Exercise description> Repeat the full listing below verbatim and keep the images out.

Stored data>

•••

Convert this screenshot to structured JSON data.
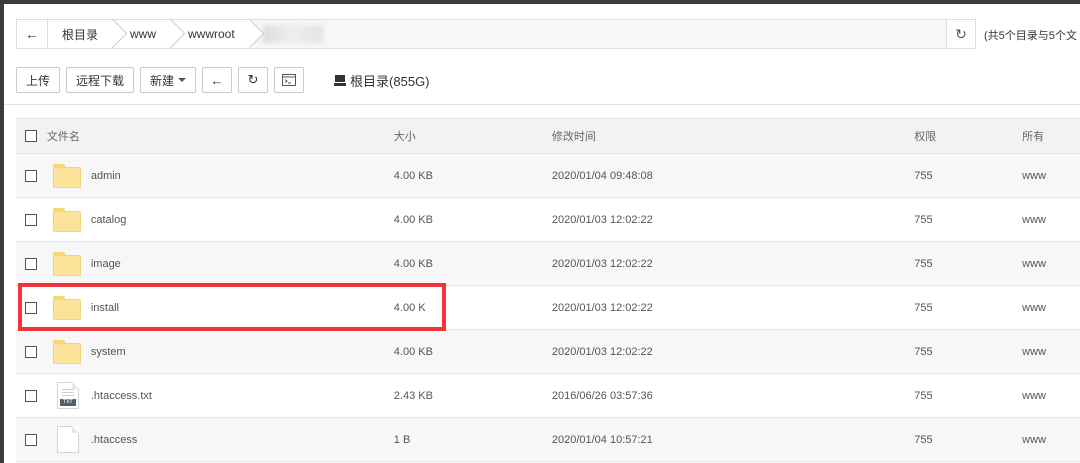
{
  "pathbar": {
    "crumbs": [
      "根目录",
      "www",
      "wwwroot"
    ],
    "summary": "(共5个目录与5个文"
  },
  "toolbar": {
    "upload_label": "上传",
    "remote_download_label": "远程下载",
    "new_label": "新建",
    "disk_label": "根目录(855G)"
  },
  "table": {
    "headers": [
      "文件名",
      "大小",
      "修改时间",
      "权限",
      "所有"
    ],
    "rows": [
      {
        "name": "admin",
        "type": "folder",
        "size": "4.00 KB",
        "mtime": "2020/01/04 09:48:08",
        "perm": "755",
        "owner": "www"
      },
      {
        "name": "catalog",
        "type": "folder",
        "size": "4.00 KB",
        "mtime": "2020/01/03 12:02:22",
        "perm": "755",
        "owner": "www"
      },
      {
        "name": "image",
        "type": "folder",
        "size": "4.00 KB",
        "mtime": "2020/01/03 12:02:22",
        "perm": "755",
        "owner": "www"
      },
      {
        "name": "install",
        "type": "folder",
        "size": "4.00 K",
        "mtime": "2020/01/03 12:02:22",
        "perm": "755",
        "owner": "www"
      },
      {
        "name": "system",
        "type": "folder",
        "size": "4.00 KB",
        "mtime": "2020/01/03 12:02:22",
        "perm": "755",
        "owner": "www"
      },
      {
        "name": ".htaccess.txt",
        "type": "txt",
        "size": "2.43 KB",
        "mtime": "2016/06/26 03:57:36",
        "perm": "755",
        "owner": "www"
      },
      {
        "name": ".htaccess",
        "type": "file",
        "size": "1 B",
        "mtime": "2020/01/04 10:57:21",
        "perm": "755",
        "owner": "www"
      }
    ]
  },
  "colors": {
    "highlight": "#f0343a",
    "folder": "#fbe39a"
  }
}
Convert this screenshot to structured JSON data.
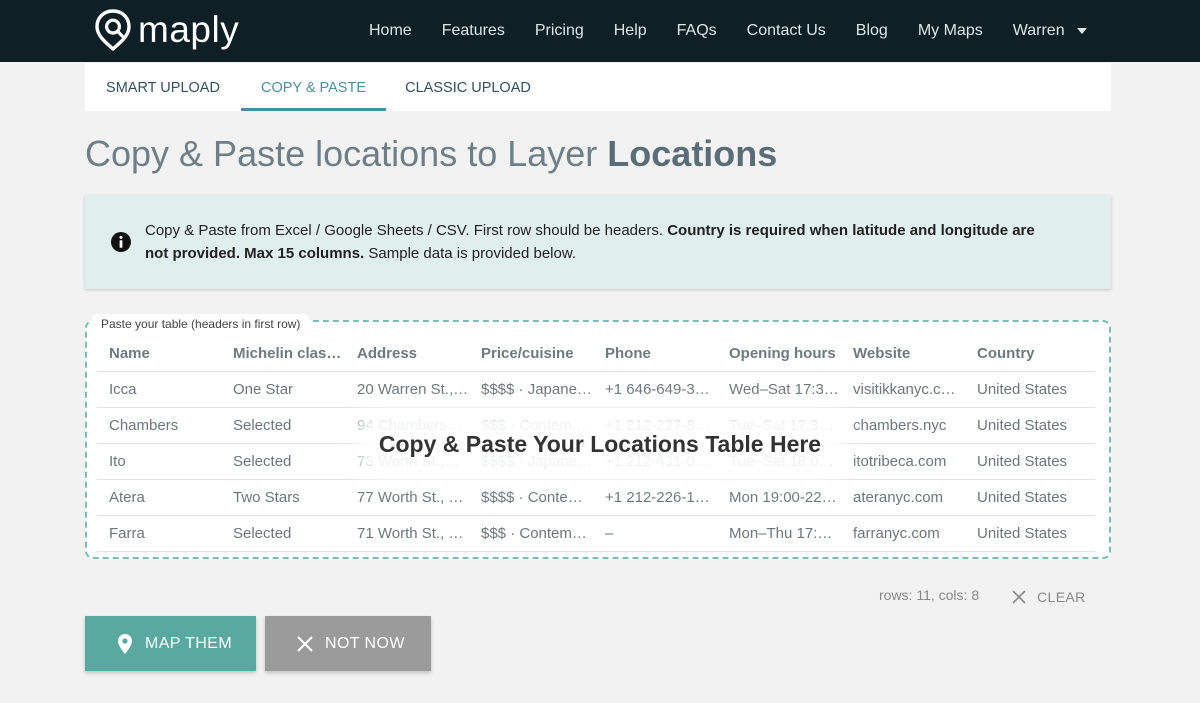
{
  "brand": {
    "name": "maply"
  },
  "nav": {
    "links": [
      "Home",
      "Features",
      "Pricing",
      "Help",
      "FAQs",
      "Contact Us",
      "Blog",
      "My Maps",
      "Warren"
    ]
  },
  "tabs": [
    {
      "label": "SMART UPLOAD",
      "active": false
    },
    {
      "label": "COPY & PASTE",
      "active": true
    },
    {
      "label": "CLASSIC UPLOAD",
      "active": false
    }
  ],
  "page": {
    "title_prefix": "Copy & Paste locations to Layer",
    "title_layer": "Locations"
  },
  "info": {
    "text_normal_1": "Copy & Paste from Excel / Google Sheets / CSV. First row should be headers. ",
    "text_bold": "Country is required when latitude and longitude are not provided. Max 15 columns.",
    "text_normal_2": " Sample data is provided below."
  },
  "paste": {
    "label": "Paste your table (headers in first row)",
    "overlay": "Copy & Paste Your Locations Table Here",
    "headers": [
      "Name",
      "Michelin class…",
      "Address",
      "Price/cuisine",
      "Phone",
      "Opening hours",
      "Website",
      "Country"
    ],
    "rows": [
      [
        "Icca",
        "One Star",
        "20 Warren St.,…",
        "$$$$ · Japane…",
        "+1 646-649-3…",
        "Wed–Sat 17:3…",
        "visitikkanyc.c…",
        "United States"
      ],
      [
        "Chambers",
        "Selected",
        "94 Chambers…",
        "$$$ · Contem…",
        "+1 212-227-8…",
        "Tue–Sat 17:3…",
        "chambers.nyc",
        "United States"
      ],
      [
        "Ito",
        "Selected",
        "73 Worth St.,…",
        "$$$$ · Japane…",
        "+1 212-431-0…",
        "Tue–Sat 18:0…",
        "itotribeca.com",
        "United States"
      ],
      [
        "Atera",
        "Two Stars",
        "77 Worth St., …",
        "$$$$ · Conte…",
        "+1 212-226-1…",
        "Mon 19:00-22…",
        "ateranyc.com",
        "United States"
      ],
      [
        "Farra",
        "Selected",
        "71 Worth St., …",
        "$$$ · Contem…",
        "–",
        "Mon–Thu 17:…",
        "farranyc.com",
        "United States"
      ]
    ]
  },
  "stats": {
    "text": "rows: 11, cols: 8"
  },
  "actions": {
    "clear_label": "CLEAR",
    "map_label": "MAP THEM",
    "not_now_label": "NOT NOW"
  },
  "colors": {
    "navbar": "#0e1f26",
    "accent": "#4c8fa5",
    "map_button": "#5aa9a0",
    "not_now_button": "#9b9b9b",
    "info_background": "#e0eeed"
  },
  "icons": [
    "map-pin-logo-icon",
    "chevron-down-icon",
    "info-icon",
    "close-icon",
    "map-pin-icon"
  ]
}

•••

Right answer>
Convert this screenshot to structured JSON data.
{
  "pathbar": {
    "crumbs": [
      "根目录",
      "www",
      "wwwroot"
    ],
    "summary": "(共5个目录与5个文"
  },
  "toolbar": {
    "upload_label": "上传",
    "remote_download_label": "远程下载",
    "new_label": "新建",
    "disk_label": "根目录(855G)"
  },
  "table": {
    "headers": [
      "文件名",
      "大小",
      "修改时间",
      "权限",
      "所有"
    ],
    "rows": [
      {
        "name": "admin",
        "type": "folder",
        "size": "4.00 KB",
        "mtime": "2020/01/04 09:48:08",
        "perm": "755",
        "owner": "www"
      },
      {
        "name": "catalog",
        "type": "folder",
        "size": "4.00 KB",
        "mtime": "2020/01/03 12:02:22",
        "perm": "755",
        "owner": "www"
      },
      {
        "name": "image",
        "type": "folder",
        "size": "4.00 KB",
        "mtime": "2020/01/03 12:02:22",
        "perm": "755",
        "owner": "www"
      },
      {
        "name": "install",
        "type": "folder",
        "size": "4.00 K",
        "mtime": "2020/01/03 12:02:22",
        "perm": "755",
        "owner": "www"
      },
      {
        "name": "system",
        "type": "folder",
        "size": "4.00 KB",
        "mtime": "2020/01/03 12:02:22",
        "perm": "755",
        "owner": "www"
      },
      {
        "name": ".htaccess.txt",
        "type": "txt",
        "size": "2.43 KB",
        "mtime": "2016/06/26 03:57:36",
        "perm": "755",
        "owner": "www"
      },
      {
        "name": ".htaccess",
        "type": "file",
        "size": "1 B",
        "mtime": "2020/01/04 10:57:21",
        "perm": "755",
        "owner": "www"
      }
    ]
  },
  "colors": {
    "highlight": "#f0343a",
    "folder": "#fbe39a"
  }
}
Convert this screenshot to structured JSON data.
{
  "brand": {
    "name": "maply"
  },
  "nav": {
    "links": [
      "Home",
      "Features",
      "Pricing",
      "Help",
      "FAQs",
      "Contact Us",
      "Blog",
      "My Maps",
      "Warren"
    ]
  },
  "tabs": [
    {
      "label": "SMART UPLOAD",
      "active": false
    },
    {
      "label": "COPY & PASTE",
      "active": true
    },
    {
      "label": "CLASSIC UPLOAD",
      "active": false
    }
  ],
  "page": {
    "title_prefix": "Copy & Paste locations to Layer",
    "title_layer": "Locations"
  },
  "info": {
    "text_normal_1": "Copy & Paste from Excel / Google Sheets / CSV. First row should be headers. ",
    "text_bold": "Country is required when latitude and longitude are not provided. Max 15 columns.",
    "text_normal_2": " Sample data is provided below."
  },
  "paste": {
    "label": "Paste your table (headers in first row)",
    "overlay": "Copy & Paste Your Locations Table Here",
    "headers": [
      "Name",
      "Michelin class…",
      "Address",
      "Price/cuisine",
      "Phone",
      "Opening hours",
      "Website",
      "Country"
    ],
    "rows": [
      [
        "Icca",
        "One Star",
        "20 Warren St.,…",
        "$$$$ · Japane…",
        "+1 646-649-3…",
        "Wed–Sat 17:3…",
        "visitikkanyc.c…",
        "United States"
      ],
      [
        "Chambers",
        "Selected",
        "94 Chambers…",
        "$$$ · Contem…",
        "+1 212-227-8…",
        "Tue–Sat 17:3…",
        "chambers.nyc",
        "United States"
      ],
      [
        "Ito",
        "Selected",
        "73 Worth St.,…",
        "$$$$ · Japane…",
        "+1 212-431-0…",
        "Tue–Sat 18:0…",
        "itotribeca.com",
        "United States"
      ],
      [
        "Atera",
        "Two Stars",
        "77 Worth St., …",
        "$$$$ · Conte…",
        "+1 212-226-1…",
        "Mon 19:00-22…",
        "ateranyc.com",
        "United States"
      ],
      [
        "Farra",
        "Selected",
        "71 Worth St., …",
        "$$$ · Contem…",
        "–",
        "Mon–Thu 17:…",
        "farranyc.com",
        "United States"
      ]
    ]
  },
  "stats": {
    "text": "rows: 11, cols: 8"
  },
  "actions": {
    "clear_label": "CLEAR",
    "map_label": "MAP THEM",
    "not_now_label": "NOT NOW"
  },
  "colors": {
    "navbar": "#0e1f26",
    "accent": "#4c8fa5",
    "map_button": "#5aa9a0",
    "not_now_button": "#9b9b9b",
    "info_background": "#e0eeed"
  },
  "icons": [
    "map-pin-logo-icon",
    "chevron-down-icon",
    "info-icon",
    "close-icon",
    "map-pin-icon"
  ]
}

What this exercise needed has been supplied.